## TASK REQUIREMENTS
1. Answer these from the excerpt on the Morales-Santana case:
(a) Which body shot down Morales-Santana's motion?
(b) Who wrote the high court's opinion?
(c) Which justice did not participate?
2. In the excerpt on the Morales-Santana case, shorten the paragraph beginning "After an immigration judge rejected" while keeping its main facts.
3. Resume the excerpt on the Morales-Santana case after its last sentence.

After an immigration judge rejected Morales-Santana’s citizenship claim and ordered him to be deported, Morales-Santana challenged the government’s failure to recognize his citizenship as a violation of the Constitution’s equal protection clause. The Board of Immigration Appeals shot down the motion, but the Second Circuit reversed the judgment.
Justice Ruth Bader Ginsburg wrote the high court’s unanimous opinion, blasting the gender lines drawn by Congress. Justice Neil Gorsuch did not participate
“We hold that the gender line Congress drew is incompatible with the requirement that the government accord to all persons ‘the equal protection of the laws,'” Ginsburg wrote. “Nevertheless, we cannot convert §1409(c)’s exception for unwed mothers into the main rule displacing §1401(a)(7) (covering married couples) and §1409(a) (covering unwed fathers).”
Since the high court could not apply an exception carved out for one group toward another, the court would defer the proper timeframe for the “physical-presence requirement” to Congress, Ginsburg.

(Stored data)

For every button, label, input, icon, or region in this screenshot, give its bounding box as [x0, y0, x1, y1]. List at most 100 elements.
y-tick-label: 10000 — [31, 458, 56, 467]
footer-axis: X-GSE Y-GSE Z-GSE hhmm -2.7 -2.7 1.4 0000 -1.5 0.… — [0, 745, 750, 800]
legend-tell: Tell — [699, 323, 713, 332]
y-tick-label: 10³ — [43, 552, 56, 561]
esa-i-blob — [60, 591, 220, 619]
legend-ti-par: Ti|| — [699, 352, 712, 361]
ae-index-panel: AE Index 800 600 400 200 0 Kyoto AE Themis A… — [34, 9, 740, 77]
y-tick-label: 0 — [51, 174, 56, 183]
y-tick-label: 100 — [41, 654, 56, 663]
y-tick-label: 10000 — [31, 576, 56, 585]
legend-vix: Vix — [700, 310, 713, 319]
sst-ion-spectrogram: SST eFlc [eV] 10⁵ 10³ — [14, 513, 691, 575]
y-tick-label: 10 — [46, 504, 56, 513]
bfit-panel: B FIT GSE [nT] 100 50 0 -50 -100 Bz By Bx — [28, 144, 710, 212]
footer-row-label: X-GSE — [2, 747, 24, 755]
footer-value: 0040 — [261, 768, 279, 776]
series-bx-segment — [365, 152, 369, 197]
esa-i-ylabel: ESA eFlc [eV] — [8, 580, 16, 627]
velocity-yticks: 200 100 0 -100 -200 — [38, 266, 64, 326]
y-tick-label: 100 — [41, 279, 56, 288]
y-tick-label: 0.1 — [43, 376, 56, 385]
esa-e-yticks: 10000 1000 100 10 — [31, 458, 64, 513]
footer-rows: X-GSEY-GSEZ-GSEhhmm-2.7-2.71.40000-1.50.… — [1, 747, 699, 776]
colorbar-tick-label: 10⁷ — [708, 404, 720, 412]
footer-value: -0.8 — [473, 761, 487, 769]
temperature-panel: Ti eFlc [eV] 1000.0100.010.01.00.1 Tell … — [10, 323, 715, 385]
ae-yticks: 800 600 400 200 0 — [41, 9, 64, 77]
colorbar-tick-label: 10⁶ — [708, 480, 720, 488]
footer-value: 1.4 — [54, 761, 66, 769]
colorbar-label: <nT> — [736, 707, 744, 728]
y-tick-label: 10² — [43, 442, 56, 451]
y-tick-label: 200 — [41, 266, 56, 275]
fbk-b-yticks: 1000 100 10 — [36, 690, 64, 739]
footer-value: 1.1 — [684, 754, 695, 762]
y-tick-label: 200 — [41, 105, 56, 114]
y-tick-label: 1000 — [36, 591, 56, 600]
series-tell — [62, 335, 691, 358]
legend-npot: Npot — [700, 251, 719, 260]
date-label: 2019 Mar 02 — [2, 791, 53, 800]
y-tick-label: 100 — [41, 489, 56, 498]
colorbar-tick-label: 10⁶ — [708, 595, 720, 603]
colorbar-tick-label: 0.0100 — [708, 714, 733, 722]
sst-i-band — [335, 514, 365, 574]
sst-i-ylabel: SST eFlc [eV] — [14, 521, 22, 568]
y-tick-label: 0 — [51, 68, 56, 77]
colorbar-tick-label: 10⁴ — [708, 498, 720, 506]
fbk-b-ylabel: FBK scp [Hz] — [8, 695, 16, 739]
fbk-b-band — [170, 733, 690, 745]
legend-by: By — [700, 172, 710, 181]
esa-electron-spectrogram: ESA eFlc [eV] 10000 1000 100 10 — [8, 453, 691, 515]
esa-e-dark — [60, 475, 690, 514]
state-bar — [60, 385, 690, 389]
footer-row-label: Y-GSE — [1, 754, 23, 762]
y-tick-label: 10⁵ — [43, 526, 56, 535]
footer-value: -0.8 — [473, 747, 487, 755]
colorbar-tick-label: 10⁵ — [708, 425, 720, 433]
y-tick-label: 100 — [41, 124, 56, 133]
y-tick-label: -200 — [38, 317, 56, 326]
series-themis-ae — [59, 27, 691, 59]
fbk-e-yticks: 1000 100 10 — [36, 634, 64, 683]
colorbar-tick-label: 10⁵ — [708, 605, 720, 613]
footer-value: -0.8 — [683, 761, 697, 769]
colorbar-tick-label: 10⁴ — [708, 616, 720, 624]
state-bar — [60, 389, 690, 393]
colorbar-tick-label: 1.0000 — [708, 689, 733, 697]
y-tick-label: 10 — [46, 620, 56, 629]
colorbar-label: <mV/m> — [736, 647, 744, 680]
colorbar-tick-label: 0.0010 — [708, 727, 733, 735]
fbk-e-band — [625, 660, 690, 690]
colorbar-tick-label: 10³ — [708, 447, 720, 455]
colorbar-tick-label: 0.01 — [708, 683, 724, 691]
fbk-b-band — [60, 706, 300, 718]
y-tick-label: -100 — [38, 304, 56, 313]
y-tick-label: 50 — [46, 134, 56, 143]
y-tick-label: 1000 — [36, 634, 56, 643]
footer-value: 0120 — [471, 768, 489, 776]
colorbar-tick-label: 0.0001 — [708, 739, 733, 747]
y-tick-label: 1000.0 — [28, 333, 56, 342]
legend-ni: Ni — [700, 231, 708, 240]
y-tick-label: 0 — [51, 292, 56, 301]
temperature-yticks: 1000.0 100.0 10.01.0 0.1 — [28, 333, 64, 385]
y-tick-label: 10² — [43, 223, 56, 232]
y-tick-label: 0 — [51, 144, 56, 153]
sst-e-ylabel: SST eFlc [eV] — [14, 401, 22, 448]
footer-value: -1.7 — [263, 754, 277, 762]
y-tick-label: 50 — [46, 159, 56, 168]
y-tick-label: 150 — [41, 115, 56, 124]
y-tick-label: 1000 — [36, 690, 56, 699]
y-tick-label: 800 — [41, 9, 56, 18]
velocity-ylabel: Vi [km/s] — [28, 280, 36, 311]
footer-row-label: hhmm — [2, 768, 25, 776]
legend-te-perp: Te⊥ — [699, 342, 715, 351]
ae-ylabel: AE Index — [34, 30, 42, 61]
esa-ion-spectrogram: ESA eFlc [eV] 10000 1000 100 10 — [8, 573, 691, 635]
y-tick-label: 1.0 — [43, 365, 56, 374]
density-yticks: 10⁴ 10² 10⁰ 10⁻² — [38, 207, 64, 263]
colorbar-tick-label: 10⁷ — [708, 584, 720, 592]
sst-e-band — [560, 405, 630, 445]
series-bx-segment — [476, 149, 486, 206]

## PER-TASK ANSWERS
1.
(a) The Board of Immigration Appeals
(b) Justice Ruth Bader Ginsburg
(c) Justice Neil Gorsuch

2. An immigration judge rejected Morales-Santana's citizenship claim and ordered him deported. He argued that the government's refusal to recognize his citizenship violated the Constitution's equal protection clause. The Board of Immigration Appeals rejected his motion, but the Second Circuit reversed the judgment.

3.
“We must therefore leave it to Congress to select, going forward, a physical-presence requirement (10 years, one year, or some other period) uniformly applicable to all children born abroad with one U.S.-citizen and one alien parent, wed or unwed,” Ginsburg wrote. “In the interim, the government must ensure that the laws in question are administered in a manner free from gender-based discrimination.”
The issue of birthright citizenship has worked its way through the U.S. courts for quite some time. Earlier this year, the 2nd Circuit Court of Appeals decided that a New York man who believed he was a U.S. citizen was not because of how his parents’ failure to marry resulted in him not being “legitimated” under the law.